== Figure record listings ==
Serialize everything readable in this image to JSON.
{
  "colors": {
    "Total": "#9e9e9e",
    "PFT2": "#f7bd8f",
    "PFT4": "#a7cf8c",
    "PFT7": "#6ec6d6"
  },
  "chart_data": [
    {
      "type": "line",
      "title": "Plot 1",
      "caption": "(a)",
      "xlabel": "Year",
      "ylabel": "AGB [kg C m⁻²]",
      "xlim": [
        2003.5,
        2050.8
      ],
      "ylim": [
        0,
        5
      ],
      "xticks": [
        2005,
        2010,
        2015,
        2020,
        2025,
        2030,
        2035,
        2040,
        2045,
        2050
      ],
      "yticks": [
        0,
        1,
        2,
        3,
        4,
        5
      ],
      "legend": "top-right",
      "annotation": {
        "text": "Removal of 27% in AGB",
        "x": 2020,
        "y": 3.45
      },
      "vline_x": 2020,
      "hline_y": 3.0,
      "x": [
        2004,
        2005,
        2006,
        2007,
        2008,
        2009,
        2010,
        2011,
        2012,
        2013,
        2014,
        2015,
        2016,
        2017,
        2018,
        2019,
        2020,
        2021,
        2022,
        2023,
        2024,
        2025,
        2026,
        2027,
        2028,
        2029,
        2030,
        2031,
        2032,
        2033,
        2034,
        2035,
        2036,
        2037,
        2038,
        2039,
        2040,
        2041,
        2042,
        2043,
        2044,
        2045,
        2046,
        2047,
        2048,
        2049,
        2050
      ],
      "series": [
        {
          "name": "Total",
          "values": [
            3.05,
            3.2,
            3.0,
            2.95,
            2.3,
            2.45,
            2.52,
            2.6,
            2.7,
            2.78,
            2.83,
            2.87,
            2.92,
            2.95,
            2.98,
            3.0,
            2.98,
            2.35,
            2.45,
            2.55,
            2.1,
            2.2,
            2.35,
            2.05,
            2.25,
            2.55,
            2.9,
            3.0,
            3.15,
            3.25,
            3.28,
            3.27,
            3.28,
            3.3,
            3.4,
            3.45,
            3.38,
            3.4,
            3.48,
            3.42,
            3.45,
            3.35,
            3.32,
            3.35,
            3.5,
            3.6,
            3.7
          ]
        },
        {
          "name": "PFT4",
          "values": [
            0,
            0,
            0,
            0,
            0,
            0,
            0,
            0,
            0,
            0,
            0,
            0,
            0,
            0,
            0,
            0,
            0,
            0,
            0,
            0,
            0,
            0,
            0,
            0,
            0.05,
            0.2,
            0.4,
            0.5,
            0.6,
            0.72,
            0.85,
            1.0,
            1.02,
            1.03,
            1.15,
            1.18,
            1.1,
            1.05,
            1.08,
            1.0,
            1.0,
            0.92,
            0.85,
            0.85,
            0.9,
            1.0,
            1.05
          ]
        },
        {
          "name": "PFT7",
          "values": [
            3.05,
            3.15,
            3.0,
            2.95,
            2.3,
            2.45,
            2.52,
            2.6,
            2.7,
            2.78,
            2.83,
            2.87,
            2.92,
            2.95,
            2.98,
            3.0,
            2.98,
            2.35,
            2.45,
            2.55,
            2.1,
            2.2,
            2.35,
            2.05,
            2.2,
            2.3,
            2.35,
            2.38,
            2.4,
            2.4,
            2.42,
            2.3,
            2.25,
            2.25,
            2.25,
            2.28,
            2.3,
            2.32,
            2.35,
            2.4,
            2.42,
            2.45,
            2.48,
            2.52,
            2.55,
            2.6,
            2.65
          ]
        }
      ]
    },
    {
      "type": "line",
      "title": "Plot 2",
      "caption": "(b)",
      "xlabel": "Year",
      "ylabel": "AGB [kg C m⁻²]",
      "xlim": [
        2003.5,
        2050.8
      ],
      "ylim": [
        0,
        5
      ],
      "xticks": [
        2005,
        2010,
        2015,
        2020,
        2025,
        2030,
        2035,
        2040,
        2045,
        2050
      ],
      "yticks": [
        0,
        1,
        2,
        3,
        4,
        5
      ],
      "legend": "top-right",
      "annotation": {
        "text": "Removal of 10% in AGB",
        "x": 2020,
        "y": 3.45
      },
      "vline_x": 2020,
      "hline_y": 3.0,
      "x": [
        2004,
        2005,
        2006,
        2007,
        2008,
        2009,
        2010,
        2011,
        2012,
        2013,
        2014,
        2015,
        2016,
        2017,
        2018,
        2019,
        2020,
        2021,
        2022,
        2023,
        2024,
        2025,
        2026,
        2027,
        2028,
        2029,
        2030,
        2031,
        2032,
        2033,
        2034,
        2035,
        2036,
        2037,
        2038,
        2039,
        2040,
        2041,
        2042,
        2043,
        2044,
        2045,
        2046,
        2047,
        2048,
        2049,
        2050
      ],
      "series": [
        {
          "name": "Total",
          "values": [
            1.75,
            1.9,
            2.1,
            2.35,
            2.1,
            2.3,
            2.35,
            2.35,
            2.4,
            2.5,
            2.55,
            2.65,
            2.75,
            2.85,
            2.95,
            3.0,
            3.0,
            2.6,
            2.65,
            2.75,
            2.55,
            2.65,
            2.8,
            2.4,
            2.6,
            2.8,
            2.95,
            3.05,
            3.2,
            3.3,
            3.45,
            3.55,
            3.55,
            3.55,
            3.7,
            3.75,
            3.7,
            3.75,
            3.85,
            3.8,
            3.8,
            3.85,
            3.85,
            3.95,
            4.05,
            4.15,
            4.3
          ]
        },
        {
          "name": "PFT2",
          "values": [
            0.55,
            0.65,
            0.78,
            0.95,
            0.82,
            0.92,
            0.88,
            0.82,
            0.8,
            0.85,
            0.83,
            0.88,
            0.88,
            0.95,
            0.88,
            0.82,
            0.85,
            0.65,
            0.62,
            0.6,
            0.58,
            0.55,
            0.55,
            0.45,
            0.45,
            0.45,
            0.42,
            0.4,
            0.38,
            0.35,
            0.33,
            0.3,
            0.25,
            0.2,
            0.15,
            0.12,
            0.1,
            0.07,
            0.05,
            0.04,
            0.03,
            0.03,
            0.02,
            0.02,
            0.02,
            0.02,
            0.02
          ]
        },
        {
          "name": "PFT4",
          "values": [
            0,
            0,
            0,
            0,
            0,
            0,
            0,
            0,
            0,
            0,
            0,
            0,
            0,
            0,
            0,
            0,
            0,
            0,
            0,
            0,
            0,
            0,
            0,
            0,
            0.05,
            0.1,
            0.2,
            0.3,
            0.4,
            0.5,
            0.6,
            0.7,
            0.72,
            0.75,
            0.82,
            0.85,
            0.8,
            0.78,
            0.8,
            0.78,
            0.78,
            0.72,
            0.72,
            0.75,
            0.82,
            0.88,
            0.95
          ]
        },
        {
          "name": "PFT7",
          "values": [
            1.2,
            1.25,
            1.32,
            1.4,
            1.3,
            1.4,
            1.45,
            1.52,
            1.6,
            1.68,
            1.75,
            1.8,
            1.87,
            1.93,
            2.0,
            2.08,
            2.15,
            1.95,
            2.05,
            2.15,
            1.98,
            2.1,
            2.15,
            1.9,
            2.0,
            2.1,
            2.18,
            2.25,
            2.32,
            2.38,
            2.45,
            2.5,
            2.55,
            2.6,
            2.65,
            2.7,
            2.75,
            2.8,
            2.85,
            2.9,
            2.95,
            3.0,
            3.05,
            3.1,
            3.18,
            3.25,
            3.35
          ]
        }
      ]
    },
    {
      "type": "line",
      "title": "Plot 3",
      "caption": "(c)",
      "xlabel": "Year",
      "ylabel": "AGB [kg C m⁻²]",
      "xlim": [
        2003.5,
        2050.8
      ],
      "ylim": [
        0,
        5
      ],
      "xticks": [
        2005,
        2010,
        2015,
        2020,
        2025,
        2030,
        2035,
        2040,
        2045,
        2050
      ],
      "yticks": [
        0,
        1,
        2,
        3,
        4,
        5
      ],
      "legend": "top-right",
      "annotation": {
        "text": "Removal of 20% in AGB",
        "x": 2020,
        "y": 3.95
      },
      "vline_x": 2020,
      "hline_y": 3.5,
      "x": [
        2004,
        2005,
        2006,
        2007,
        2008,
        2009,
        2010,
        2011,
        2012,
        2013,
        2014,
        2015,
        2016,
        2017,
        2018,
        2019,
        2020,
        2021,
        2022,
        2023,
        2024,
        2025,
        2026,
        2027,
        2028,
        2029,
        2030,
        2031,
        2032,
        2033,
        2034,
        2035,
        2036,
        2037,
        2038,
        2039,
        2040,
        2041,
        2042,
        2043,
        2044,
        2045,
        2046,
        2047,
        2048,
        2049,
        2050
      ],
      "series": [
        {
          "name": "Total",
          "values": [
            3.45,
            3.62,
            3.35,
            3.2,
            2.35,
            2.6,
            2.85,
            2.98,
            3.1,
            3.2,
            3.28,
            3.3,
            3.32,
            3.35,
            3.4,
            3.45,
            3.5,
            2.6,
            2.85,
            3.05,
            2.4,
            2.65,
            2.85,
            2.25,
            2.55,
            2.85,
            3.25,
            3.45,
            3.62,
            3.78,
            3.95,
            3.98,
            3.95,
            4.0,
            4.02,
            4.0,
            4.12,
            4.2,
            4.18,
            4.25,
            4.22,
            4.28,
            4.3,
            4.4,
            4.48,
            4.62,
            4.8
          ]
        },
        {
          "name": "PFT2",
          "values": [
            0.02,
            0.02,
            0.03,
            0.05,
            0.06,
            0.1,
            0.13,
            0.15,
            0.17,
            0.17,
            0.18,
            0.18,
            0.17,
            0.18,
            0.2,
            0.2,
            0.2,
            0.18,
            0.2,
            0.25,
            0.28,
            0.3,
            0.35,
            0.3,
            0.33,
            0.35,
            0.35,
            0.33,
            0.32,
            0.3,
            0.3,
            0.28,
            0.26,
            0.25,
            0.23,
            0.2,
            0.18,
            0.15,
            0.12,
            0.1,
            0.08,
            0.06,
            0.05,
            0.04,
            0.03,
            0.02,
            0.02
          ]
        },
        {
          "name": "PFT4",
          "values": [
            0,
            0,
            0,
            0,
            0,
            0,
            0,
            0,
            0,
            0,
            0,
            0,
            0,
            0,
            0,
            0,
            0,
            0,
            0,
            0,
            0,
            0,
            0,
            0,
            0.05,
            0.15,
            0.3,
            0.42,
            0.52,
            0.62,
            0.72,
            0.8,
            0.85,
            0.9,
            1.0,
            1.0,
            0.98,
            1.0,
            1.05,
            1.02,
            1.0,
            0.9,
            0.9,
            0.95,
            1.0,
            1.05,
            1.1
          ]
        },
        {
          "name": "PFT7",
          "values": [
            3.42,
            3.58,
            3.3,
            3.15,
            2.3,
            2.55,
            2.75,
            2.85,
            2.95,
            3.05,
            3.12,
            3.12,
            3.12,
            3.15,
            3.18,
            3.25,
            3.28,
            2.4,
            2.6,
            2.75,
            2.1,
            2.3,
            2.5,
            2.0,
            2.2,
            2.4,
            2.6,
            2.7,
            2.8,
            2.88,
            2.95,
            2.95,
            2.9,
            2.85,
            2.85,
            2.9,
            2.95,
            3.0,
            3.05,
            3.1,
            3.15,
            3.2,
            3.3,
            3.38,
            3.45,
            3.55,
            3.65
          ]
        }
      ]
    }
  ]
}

== To be done ==
Show every line from the entries above in which "Removal" appears.

== Correct output ==
        "text": "Removal of 27% in AGB",
        "text": "Removal of 10% in AGB",
        "text": "Removal of 20% in AGB",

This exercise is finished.